-- EXERCISE REQUIREMENTS --
Pull out each row below that contains the string "strike", treating uppercase and lowercase as different.

-- DATASET RECORDS --
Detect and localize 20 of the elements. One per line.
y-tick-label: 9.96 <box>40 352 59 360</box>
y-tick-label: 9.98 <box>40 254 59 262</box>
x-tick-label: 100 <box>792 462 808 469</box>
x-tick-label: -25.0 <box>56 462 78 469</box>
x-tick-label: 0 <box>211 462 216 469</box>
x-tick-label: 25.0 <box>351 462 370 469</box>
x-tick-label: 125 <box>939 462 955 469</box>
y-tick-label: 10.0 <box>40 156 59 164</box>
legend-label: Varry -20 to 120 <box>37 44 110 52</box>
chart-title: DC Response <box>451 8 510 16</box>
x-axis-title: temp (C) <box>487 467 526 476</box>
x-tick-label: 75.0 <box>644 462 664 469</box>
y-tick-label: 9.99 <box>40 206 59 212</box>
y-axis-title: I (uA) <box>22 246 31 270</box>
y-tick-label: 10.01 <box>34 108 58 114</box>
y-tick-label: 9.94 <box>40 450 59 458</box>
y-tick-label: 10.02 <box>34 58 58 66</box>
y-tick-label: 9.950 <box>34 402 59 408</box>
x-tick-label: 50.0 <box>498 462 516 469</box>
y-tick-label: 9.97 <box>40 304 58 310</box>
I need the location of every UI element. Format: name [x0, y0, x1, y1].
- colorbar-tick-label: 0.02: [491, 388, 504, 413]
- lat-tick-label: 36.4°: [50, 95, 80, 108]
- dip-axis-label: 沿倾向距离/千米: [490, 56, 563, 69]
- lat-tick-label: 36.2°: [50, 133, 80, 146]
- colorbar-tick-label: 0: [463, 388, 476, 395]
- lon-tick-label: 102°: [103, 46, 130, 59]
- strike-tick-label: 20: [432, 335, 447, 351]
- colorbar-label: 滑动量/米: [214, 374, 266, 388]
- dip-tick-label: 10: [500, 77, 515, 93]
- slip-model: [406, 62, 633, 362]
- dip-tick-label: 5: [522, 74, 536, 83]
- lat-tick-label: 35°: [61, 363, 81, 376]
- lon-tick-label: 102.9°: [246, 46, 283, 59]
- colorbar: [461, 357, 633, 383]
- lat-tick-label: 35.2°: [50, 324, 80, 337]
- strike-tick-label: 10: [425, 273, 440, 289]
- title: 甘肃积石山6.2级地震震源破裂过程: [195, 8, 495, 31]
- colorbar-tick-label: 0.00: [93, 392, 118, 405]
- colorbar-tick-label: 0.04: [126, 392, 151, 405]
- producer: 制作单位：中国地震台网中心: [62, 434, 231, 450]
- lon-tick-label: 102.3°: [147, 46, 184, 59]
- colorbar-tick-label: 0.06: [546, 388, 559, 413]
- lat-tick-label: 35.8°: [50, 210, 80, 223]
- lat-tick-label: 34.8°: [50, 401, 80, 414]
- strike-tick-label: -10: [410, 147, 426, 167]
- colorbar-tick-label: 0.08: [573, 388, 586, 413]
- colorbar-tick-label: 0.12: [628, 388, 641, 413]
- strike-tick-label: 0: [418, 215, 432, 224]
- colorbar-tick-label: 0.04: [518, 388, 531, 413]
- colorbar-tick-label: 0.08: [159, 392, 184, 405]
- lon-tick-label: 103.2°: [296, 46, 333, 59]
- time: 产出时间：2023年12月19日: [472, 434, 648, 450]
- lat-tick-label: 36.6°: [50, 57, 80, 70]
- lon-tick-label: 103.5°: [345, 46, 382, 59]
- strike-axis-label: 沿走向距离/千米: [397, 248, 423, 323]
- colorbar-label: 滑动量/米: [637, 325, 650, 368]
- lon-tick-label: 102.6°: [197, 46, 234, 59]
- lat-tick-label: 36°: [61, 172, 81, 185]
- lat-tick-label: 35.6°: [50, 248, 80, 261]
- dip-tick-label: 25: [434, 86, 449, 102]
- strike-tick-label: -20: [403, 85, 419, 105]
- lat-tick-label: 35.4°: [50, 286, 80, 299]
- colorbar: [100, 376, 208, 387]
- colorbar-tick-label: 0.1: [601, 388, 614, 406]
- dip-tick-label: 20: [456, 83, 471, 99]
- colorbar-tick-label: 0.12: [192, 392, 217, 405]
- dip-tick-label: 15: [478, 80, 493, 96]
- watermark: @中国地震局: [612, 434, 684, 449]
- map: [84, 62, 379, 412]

-- RESULT OF THIS TASK --
- strike-tick-label: 20: [432, 335, 447, 351]
- strike-tick-label: 10: [425, 273, 440, 289]
- strike-tick-label: -10: [410, 147, 426, 167]
- strike-tick-label: 0: [418, 215, 432, 224]
- strike-axis-label: 沿走向距离/千米: [397, 248, 423, 323]
- strike-tick-label: -20: [403, 85, 419, 105]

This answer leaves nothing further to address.